Exercise brief: Search the records below for the word "this". Pull out each line that has it.

[start]

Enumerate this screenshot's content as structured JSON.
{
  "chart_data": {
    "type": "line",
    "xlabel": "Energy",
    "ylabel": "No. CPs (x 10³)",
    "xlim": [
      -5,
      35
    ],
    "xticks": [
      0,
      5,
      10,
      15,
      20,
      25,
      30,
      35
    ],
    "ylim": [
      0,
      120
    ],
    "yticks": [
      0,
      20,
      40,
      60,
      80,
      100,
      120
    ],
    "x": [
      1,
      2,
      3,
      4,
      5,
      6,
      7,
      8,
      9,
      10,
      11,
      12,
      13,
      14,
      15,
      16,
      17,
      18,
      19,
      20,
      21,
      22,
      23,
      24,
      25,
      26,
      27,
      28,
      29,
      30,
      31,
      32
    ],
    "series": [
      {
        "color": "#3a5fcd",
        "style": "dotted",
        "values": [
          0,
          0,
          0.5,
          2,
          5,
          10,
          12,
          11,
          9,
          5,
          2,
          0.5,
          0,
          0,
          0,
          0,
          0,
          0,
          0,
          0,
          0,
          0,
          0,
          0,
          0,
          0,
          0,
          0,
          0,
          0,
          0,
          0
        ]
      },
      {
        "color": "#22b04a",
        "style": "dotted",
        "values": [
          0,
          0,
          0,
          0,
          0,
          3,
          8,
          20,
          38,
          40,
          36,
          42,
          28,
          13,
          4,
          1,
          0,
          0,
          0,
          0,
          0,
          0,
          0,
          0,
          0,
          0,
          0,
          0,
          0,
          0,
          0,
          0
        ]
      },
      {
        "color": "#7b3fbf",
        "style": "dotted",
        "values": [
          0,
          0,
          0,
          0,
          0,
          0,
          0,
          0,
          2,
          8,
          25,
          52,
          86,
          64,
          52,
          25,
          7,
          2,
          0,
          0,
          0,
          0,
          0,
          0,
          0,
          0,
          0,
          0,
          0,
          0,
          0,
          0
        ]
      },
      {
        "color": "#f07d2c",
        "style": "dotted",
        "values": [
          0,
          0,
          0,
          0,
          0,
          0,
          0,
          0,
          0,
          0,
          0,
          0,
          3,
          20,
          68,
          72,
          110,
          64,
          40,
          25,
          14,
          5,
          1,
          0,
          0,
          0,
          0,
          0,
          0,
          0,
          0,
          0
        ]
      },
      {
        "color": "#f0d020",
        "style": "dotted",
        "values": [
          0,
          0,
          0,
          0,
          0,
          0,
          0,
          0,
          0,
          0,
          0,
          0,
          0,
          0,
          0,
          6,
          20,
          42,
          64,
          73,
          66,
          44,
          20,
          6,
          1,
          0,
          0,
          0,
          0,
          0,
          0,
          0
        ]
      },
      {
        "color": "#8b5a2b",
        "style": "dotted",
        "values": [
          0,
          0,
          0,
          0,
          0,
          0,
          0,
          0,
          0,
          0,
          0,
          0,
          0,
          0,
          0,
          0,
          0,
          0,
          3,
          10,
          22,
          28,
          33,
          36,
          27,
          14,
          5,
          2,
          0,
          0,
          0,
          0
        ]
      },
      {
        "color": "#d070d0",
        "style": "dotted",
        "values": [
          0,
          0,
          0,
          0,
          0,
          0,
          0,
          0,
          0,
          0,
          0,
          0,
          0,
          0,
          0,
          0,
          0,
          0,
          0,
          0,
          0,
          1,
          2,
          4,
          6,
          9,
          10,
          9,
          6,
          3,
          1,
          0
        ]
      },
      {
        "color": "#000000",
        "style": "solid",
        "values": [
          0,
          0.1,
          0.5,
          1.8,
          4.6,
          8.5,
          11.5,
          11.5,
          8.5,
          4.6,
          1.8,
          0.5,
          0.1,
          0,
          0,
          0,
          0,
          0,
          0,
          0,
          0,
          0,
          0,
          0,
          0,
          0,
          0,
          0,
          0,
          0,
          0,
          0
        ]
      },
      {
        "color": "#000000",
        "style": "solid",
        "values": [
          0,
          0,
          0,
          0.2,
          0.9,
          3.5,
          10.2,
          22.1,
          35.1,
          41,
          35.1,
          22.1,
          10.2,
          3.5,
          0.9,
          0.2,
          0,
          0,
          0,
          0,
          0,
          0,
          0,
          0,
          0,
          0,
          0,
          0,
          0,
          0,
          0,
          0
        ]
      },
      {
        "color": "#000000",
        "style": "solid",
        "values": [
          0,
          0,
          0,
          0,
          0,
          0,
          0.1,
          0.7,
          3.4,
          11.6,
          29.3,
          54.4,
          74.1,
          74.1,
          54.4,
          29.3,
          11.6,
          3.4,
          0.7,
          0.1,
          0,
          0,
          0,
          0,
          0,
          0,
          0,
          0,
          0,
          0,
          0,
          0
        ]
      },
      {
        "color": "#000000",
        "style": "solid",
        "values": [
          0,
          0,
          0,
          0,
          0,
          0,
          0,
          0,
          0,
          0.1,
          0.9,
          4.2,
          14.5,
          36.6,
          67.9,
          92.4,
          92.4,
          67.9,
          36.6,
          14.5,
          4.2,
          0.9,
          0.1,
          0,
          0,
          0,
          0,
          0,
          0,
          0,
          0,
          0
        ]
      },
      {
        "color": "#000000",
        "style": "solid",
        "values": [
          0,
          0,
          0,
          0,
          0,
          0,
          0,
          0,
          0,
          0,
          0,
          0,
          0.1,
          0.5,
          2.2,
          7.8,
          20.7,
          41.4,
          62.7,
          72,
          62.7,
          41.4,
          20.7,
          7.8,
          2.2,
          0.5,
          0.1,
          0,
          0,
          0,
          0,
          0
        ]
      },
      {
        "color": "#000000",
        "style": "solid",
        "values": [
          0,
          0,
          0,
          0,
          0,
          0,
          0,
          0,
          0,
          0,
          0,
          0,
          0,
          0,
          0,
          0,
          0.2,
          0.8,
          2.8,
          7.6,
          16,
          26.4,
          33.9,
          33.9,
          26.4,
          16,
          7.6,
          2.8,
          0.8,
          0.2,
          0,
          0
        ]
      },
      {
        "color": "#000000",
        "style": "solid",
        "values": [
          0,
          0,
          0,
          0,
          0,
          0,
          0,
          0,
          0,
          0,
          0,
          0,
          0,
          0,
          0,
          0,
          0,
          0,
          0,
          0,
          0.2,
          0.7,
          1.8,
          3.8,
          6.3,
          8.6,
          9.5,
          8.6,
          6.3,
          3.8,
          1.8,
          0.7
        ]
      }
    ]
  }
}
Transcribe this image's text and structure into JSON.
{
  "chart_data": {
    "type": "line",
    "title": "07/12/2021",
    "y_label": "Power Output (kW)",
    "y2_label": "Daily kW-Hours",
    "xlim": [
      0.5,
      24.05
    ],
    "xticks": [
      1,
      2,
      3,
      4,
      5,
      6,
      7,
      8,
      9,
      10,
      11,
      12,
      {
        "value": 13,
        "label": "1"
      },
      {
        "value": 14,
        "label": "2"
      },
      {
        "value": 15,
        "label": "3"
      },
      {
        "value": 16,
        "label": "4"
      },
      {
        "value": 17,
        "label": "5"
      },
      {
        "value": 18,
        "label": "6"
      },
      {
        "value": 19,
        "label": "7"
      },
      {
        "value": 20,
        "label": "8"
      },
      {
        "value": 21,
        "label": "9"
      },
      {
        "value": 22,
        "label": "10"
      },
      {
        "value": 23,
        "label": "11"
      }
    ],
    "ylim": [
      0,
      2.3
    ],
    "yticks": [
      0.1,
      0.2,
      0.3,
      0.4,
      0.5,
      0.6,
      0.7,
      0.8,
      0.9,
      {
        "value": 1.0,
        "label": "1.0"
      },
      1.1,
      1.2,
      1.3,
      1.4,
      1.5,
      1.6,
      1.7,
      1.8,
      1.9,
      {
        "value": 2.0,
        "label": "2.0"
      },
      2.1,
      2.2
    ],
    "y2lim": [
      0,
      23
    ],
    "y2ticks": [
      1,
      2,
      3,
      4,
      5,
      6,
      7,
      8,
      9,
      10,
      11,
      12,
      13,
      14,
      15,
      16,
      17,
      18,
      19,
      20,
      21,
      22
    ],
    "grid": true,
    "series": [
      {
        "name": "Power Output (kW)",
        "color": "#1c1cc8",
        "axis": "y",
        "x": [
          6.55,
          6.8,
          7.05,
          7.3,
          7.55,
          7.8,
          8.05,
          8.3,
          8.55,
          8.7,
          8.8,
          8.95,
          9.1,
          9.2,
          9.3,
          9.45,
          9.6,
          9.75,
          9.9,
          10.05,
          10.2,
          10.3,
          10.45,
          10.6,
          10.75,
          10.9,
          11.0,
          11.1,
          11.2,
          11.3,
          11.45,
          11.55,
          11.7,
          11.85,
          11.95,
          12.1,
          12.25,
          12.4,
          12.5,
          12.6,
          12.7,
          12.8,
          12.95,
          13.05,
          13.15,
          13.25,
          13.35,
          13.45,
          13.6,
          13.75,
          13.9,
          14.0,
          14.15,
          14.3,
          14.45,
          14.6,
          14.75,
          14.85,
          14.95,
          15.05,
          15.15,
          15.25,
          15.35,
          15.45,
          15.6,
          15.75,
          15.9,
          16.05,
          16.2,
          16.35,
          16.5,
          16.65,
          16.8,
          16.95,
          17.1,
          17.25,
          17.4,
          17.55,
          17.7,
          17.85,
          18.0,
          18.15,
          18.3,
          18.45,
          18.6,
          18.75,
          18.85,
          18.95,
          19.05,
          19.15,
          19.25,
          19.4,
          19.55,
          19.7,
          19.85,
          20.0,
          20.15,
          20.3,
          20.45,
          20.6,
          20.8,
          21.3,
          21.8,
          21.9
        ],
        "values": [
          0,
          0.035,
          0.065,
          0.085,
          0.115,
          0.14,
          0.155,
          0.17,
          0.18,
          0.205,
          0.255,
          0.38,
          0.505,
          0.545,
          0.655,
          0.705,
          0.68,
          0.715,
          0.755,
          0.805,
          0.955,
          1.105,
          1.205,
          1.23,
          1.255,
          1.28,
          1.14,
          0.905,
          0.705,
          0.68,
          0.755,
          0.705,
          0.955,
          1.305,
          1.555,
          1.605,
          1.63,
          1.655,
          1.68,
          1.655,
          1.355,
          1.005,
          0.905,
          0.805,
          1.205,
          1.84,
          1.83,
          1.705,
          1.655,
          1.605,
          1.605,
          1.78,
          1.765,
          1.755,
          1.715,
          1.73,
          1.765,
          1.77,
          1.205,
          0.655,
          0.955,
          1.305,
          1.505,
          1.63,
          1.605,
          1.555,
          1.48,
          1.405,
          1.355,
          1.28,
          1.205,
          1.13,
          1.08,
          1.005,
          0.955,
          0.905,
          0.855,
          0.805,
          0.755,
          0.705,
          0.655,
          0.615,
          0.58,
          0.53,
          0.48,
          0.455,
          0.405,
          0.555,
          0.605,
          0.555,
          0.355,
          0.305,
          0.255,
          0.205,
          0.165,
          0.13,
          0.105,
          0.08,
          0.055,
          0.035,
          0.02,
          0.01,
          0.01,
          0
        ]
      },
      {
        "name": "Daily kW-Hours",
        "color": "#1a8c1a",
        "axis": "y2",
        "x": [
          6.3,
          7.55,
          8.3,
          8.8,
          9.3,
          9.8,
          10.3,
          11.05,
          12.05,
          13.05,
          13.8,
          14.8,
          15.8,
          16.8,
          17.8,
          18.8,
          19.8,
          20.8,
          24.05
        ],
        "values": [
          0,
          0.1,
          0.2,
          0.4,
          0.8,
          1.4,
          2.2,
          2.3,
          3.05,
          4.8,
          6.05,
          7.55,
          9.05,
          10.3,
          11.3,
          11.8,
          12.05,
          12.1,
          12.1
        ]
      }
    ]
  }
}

[end]

Response to the task:
Enumerate this screenshot's content as structured JSON.
Transcribe this image's text and structure into JSON.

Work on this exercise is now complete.